▸ THE PROBLEM
Determine how many lines contain the string "الله" and reply with that number alone.

(Records excerpted from a collection)

►

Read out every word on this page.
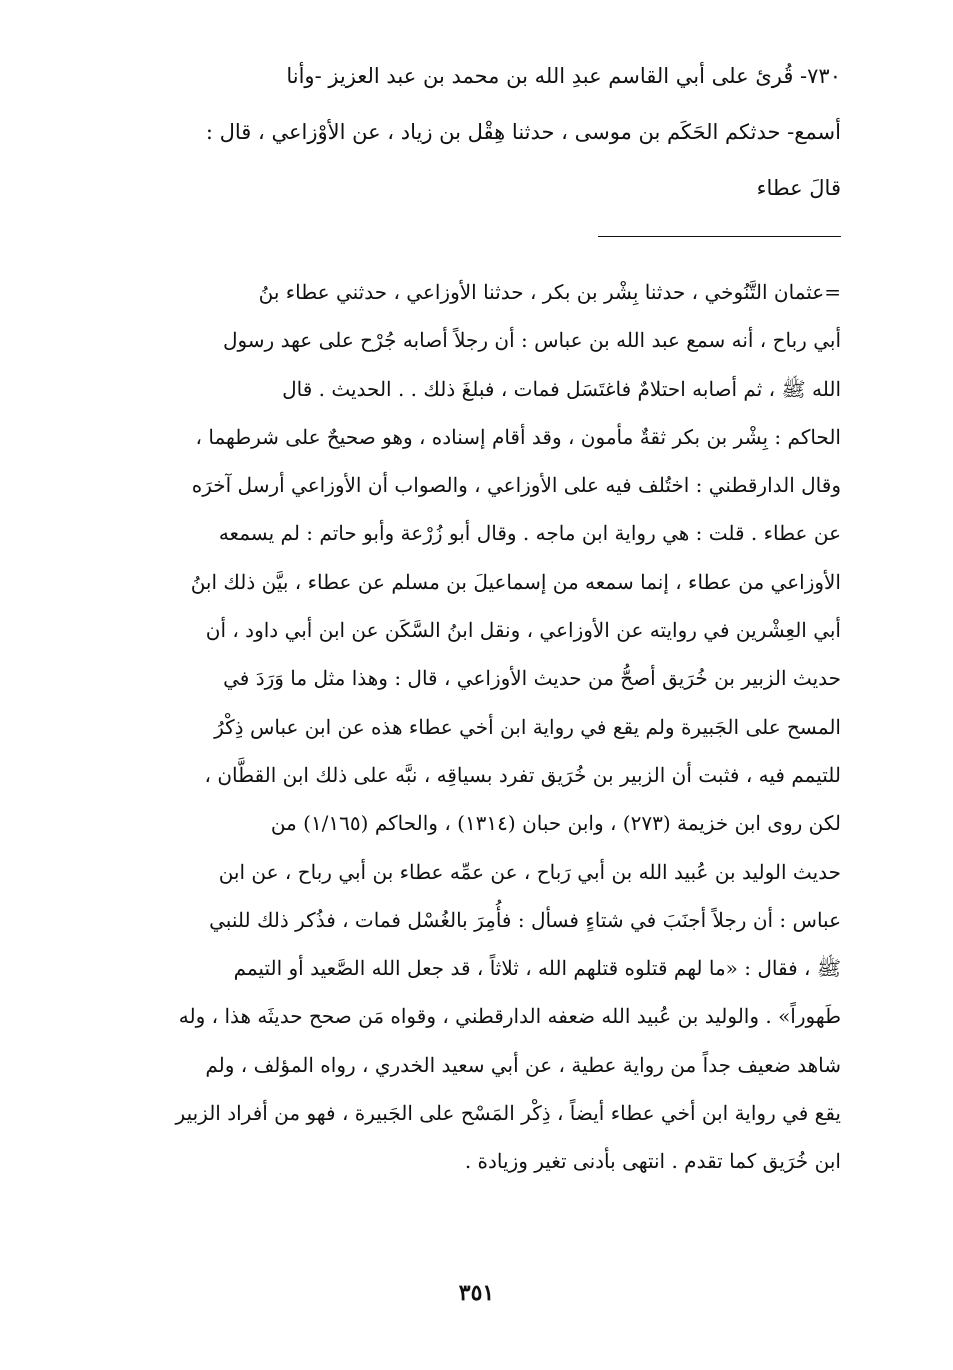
٧٣٠- قُرئ على أبي القاسم عبدِ الله بن محمد بن عبد العزيز -وأنا
أسمع- حدثكم الحَكَم بن موسى ، حدثنا هِقْل بن زياد ، عن الأوْزاعي ، قال :
قالَ عطاء
=عثمان التَّنُوخي ، حدثنا بِشْر بن بكر ، حدثنا الأوزاعي ، حدثني عطاء بنُ
أبي رباح ، أنه سمع عبد الله بن عباس : أن رجلاً أصابه جُرْح على عهد رسول
الله ﷺ ، ثم أصابه احتلامٌ فاغتَسَل فمات ، فبلغَ ذلك . . الحديث . قال
الحاكم : بِشْر بن بكر ثقةٌ مأمون ، وقد أقام إسناده ، وهو صحيحٌ على شرطهما ،
وقال الدارقطني : اختُلف فيه على الأوزاعي ، والصواب أن الأوزاعي أرسل آخرَه
عن عطاء . قلت : هي رواية ابن ماجه . وقال أبو زُرْعة وأبو حاتم : لم يسمعه
الأوزاعي من عطاء ، إنما سمعه من إسماعيلَ بن مسلم عن عطاء ، بيَّن ذلك ابنُ
أبي العِشْرين في روايته عن الأوزاعي ، ونقل ابنُ السَّكَن عن ابن أبي داود ، أن
حديث الزبير بن خُرَيق أصحُّ من حديث الأوزاعي ، قال : وهذا مثل ما وَرَدَ في
المسح على الجَبيرة ولم يقع في رواية ابن أخي عطاء هذه عن ابن عباس ذِكْرُ
للتيمم فيه ، فثبت أن الزبير بن خُرَيق تفرد بسياقِه ، نبَّه على ذلك ابن القطَّان ،
لكن روى ابن خزيمة (٢٧٣) ، وابن حبان (١٣١٤) ، والحاكم (١/١٦٥) من
حديث الوليد بن عُبيد الله بن أبي رَباح ، عن عمِّه عطاء بن أبي رباح ، عن ابن
عباس : أن رجلاً أجنَبَ في شتاءٍ فسأل : فأُمِرَ بالغُسْل فمات ، فذُكر ذلك للنبي
ﷺ ، فقال : «ما لهم قتلوه قتلهم الله ، ثلاثاً ، قد جعل الله الصَّعيد أو التيمم
طَهوراً» . والوليد بن عُبيد الله ضعفه الدارقطني ، وقواه مَن صحح حديثَه هذا ، وله
شاهد ضعيف جداً من رواية عطية ، عن أبي سعيد الخدري ، رواه المؤلف ، ولم
يقع في رواية ابن أخي عطاء أيضاً ، ذِكْر المَسْح على الجَبيرة ، فهو من أفراد الزبير
ابن خُرَيق كما تقدم . انتهى بأدنى تغير وزيادة .
٣٥١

◄

▸ RESPONSE FOR THIS EXERCISE
6